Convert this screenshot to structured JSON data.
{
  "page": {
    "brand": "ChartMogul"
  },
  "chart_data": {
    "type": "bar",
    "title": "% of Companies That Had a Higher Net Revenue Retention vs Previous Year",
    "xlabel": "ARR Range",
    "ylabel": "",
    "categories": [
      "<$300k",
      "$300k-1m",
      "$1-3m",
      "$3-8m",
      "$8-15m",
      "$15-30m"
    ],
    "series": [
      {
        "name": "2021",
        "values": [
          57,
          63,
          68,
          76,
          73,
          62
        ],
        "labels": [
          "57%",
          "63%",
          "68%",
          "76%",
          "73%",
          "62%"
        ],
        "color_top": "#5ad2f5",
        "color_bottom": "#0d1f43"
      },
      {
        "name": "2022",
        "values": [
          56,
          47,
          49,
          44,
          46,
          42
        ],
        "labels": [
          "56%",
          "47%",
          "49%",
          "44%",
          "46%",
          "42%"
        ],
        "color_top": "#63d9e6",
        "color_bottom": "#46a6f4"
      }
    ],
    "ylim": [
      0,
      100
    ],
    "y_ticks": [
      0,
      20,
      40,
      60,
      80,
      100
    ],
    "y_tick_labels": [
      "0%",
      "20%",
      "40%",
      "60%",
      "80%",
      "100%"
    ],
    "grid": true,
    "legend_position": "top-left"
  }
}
______
▶ Stated exercise
Reproduce the complete data exactly as presented above.

▶ Output for this task
Convert this screenshot to structured JSON data.
{
  "page": {
    "brand": "ChartMogul"
  },
  "chart_data": {
    "type": "bar",
    "title": "% of Companies That Had a Higher Net Revenue Retention vs Previous Year",
    "xlabel": "ARR Range",
    "ylabel": "",
    "categories": [
      "<$300k",
      "$300k-1m",
      "$1-3m",
      "$3-8m",
      "$8-15m",
      "$15-30m"
    ],
    "series": [
      {
        "name": "2021",
        "values": [
          57,
          63,
          68,
          76,
          73,
          62
        ],
        "labels": [
          "57%",
          "63%",
          "68%",
          "76%",
          "73%",
          "62%"
        ],
        "color_top": "#5ad2f5",
        "color_bottom": "#0d1f43"
      },
      {
        "name": "2022",
        "values": [
          56,
          47,
          49,
          44,
          46,
          42
        ],
        "labels": [
          "56%",
          "47%",
          "49%",
          "44%",
          "46%",
          "42%"
        ],
        "color_top": "#63d9e6",
        "color_bottom": "#46a6f4"
      }
    ],
    "ylim": [
      0,
      100
    ],
    "y_ticks": [
      0,
      20,
      40,
      60,
      80,
      100
    ],
    "y_tick_labels": [
      "0%",
      "20%",
      "40%",
      "60%",
      "80%",
      "100%"
    ],
    "grid": true,
    "legend_position": "top-left"
  }
}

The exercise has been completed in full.